BEGIN STORED ROWS

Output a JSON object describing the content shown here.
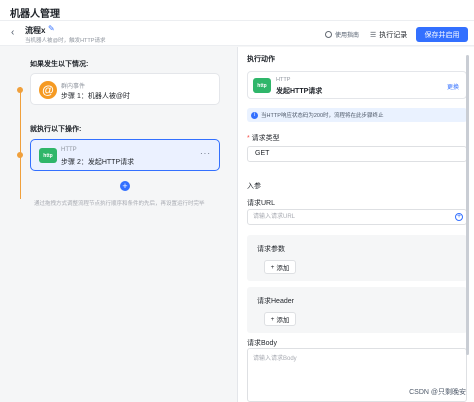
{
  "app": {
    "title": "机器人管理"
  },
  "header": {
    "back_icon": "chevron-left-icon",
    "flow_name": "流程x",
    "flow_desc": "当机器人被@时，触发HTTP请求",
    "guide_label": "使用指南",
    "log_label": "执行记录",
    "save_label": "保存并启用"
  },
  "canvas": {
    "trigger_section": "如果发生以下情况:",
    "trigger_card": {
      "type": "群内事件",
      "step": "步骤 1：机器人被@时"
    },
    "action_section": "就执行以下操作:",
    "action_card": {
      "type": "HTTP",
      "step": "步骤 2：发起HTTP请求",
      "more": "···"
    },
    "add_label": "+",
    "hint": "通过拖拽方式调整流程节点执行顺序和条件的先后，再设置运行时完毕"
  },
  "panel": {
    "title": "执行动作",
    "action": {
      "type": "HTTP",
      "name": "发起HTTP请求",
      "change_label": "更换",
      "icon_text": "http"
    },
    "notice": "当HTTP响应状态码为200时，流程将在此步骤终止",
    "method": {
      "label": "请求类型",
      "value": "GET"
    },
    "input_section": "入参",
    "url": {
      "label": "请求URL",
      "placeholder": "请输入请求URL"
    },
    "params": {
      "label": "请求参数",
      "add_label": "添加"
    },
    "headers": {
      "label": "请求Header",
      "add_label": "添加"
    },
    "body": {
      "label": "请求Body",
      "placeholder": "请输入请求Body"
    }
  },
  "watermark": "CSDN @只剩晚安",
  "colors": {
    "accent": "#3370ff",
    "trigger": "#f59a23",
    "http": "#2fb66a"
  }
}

END STORED ROWS

→ INSTRUCTIONS TO FOLLOW
Pictures are to be left out; the records above must be repeated word for word.

→ FINAL RESULT
Output a JSON object describing the content shown here.
{
  "app": {
    "title": "机器人管理"
  },
  "header": {
    "back_icon": "chevron-left-icon",
    "flow_name": "流程x",
    "flow_desc": "当机器人被@时，触发HTTP请求",
    "guide_label": "使用指南",
    "log_label": "执行记录",
    "save_label": "保存并启用"
  },
  "canvas": {
    "trigger_section": "如果发生以下情况:",
    "trigger_card": {
      "type": "群内事件",
      "step": "步骤 1：机器人被@时"
    },
    "action_section": "就执行以下操作:",
    "action_card": {
      "type": "HTTP",
      "step": "步骤 2：发起HTTP请求",
      "more": "···"
    },
    "add_label": "+",
    "hint": "通过拖拽方式调整流程节点执行顺序和条件的先后，再设置运行时完毕"
  },
  "panel": {
    "title": "执行动作",
    "action": {
      "type": "HTTP",
      "name": "发起HTTP请求",
      "change_label": "更换",
      "icon_text": "http"
    },
    "notice": "当HTTP响应状态码为200时，流程将在此步骤终止",
    "method": {
      "label": "请求类型",
      "value": "GET"
    },
    "input_section": "入参",
    "url": {
      "label": "请求URL",
      "placeholder": "请输入请求URL"
    },
    "params": {
      "label": "请求参数",
      "add_label": "添加"
    },
    "headers": {
      "label": "请求Header",
      "add_label": "添加"
    },
    "body": {
      "label": "请求Body",
      "placeholder": "请输入请求Body"
    }
  },
  "watermark": "CSDN @只剩晚安",
  "colors": {
    "accent": "#3370ff",
    "trigger": "#f59a23",
    "http": "#2fb66a"
  }
}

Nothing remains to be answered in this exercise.